What to work on: Transcribe the whole listing without a single picture.
───── Information provided
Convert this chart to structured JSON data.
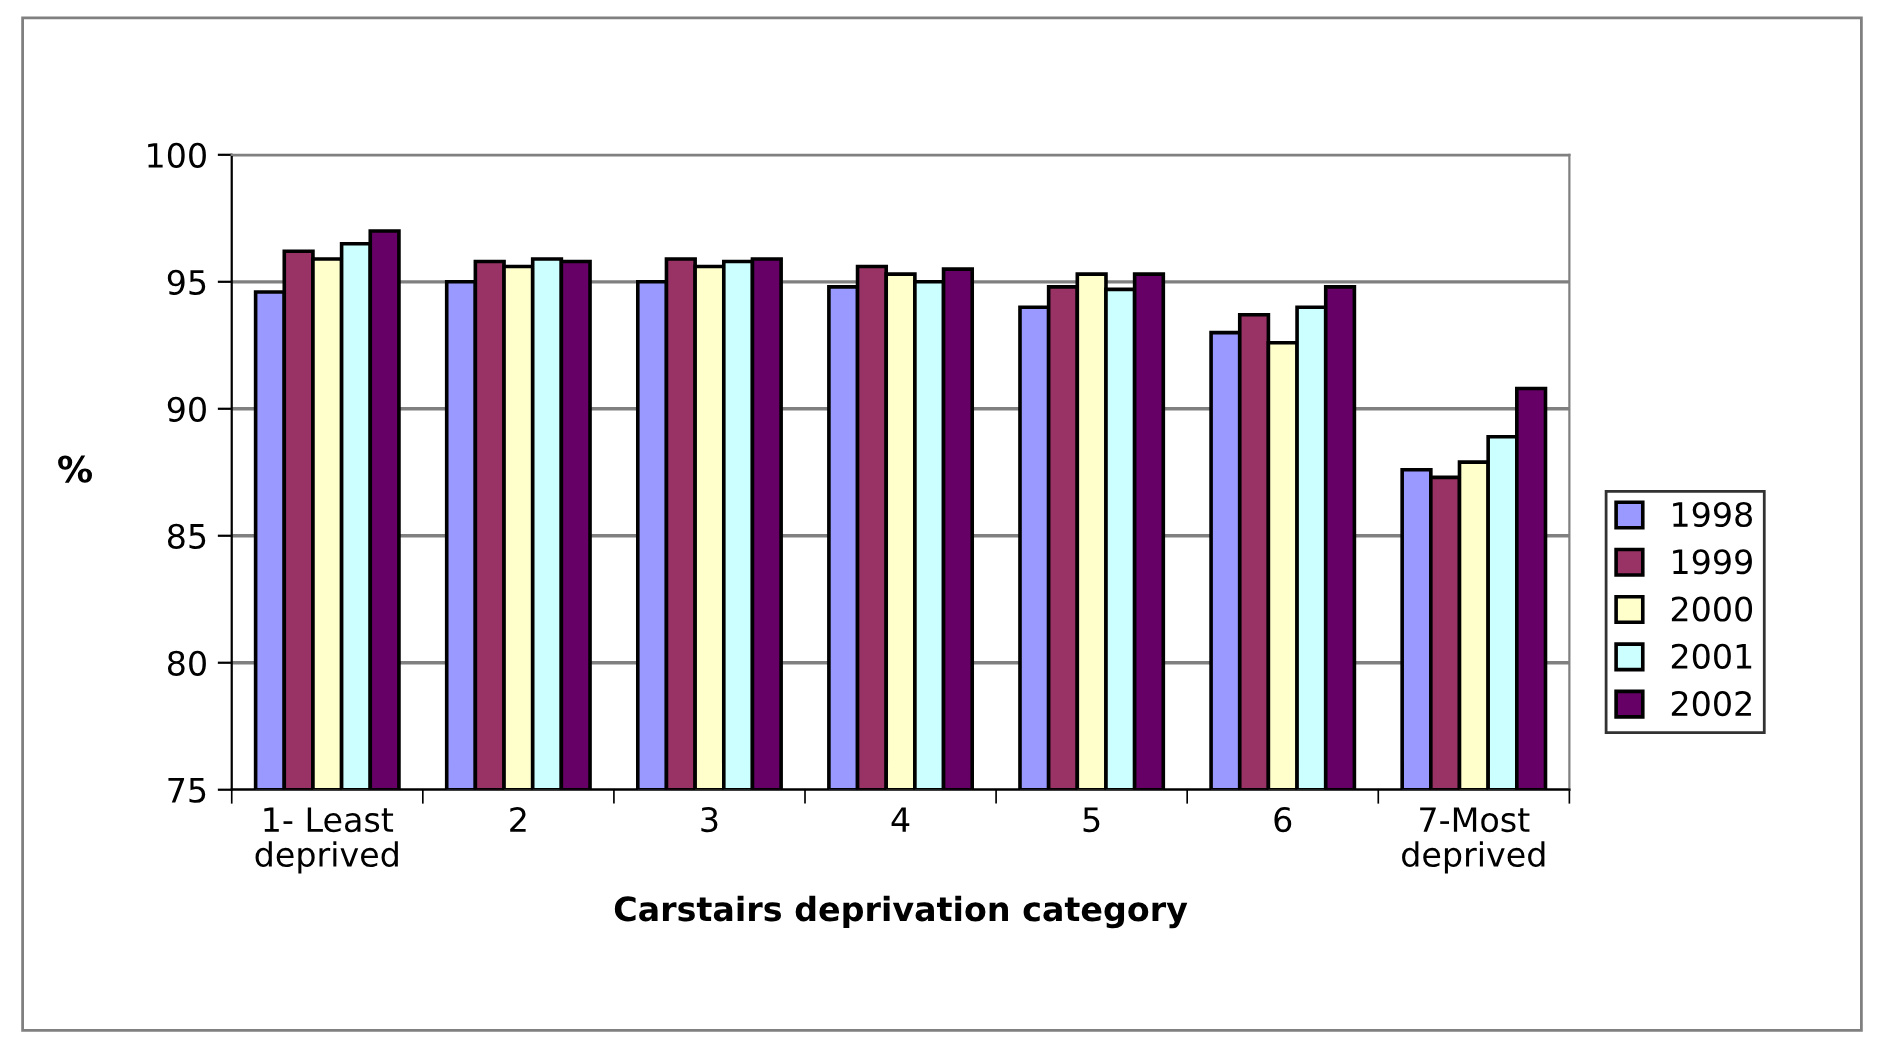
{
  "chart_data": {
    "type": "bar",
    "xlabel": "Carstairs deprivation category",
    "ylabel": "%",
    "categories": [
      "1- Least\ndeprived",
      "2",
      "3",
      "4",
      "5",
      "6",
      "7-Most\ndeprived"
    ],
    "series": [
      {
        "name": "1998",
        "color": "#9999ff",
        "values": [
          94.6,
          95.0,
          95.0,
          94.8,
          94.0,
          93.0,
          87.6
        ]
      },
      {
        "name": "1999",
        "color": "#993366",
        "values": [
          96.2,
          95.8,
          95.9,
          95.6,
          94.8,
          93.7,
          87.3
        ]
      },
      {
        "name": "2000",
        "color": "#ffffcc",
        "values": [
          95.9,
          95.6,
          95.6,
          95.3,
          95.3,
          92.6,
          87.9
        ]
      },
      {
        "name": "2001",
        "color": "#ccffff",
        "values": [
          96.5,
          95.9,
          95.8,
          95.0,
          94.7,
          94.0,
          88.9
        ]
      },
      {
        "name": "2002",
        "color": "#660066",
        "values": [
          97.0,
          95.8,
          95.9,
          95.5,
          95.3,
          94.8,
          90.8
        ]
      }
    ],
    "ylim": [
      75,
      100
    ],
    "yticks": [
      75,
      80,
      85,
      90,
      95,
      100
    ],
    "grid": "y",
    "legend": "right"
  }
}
──────────
Task solution:
Convert this chart to structured JSON data.
{
  "chart_data": {
    "type": "bar",
    "xlabel": "Carstairs deprivation category",
    "ylabel": "%",
    "categories": [
      "1- Least\ndeprived",
      "2",
      "3",
      "4",
      "5",
      "6",
      "7-Most\ndeprived"
    ],
    "series": [
      {
        "name": "1998",
        "color": "#9999ff",
        "values": [
          94.6,
          95.0,
          95.0,
          94.8,
          94.0,
          93.0,
          87.6
        ]
      },
      {
        "name": "1999",
        "color": "#993366",
        "values": [
          96.2,
          95.8,
          95.9,
          95.6,
          94.8,
          93.7,
          87.3
        ]
      },
      {
        "name": "2000",
        "color": "#ffffcc",
        "values": [
          95.9,
          95.6,
          95.6,
          95.3,
          95.3,
          92.6,
          87.9
        ]
      },
      {
        "name": "2001",
        "color": "#ccffff",
        "values": [
          96.5,
          95.9,
          95.8,
          95.0,
          94.7,
          94.0,
          88.9
        ]
      },
      {
        "name": "2002",
        "color": "#660066",
        "values": [
          97.0,
          95.8,
          95.9,
          95.5,
          95.3,
          94.8,
          90.8
        ]
      }
    ],
    "ylim": [
      75,
      100
    ],
    "yticks": [
      75,
      80,
      85,
      90,
      95,
      100
    ],
    "grid": "y",
    "legend": "right"
  }
}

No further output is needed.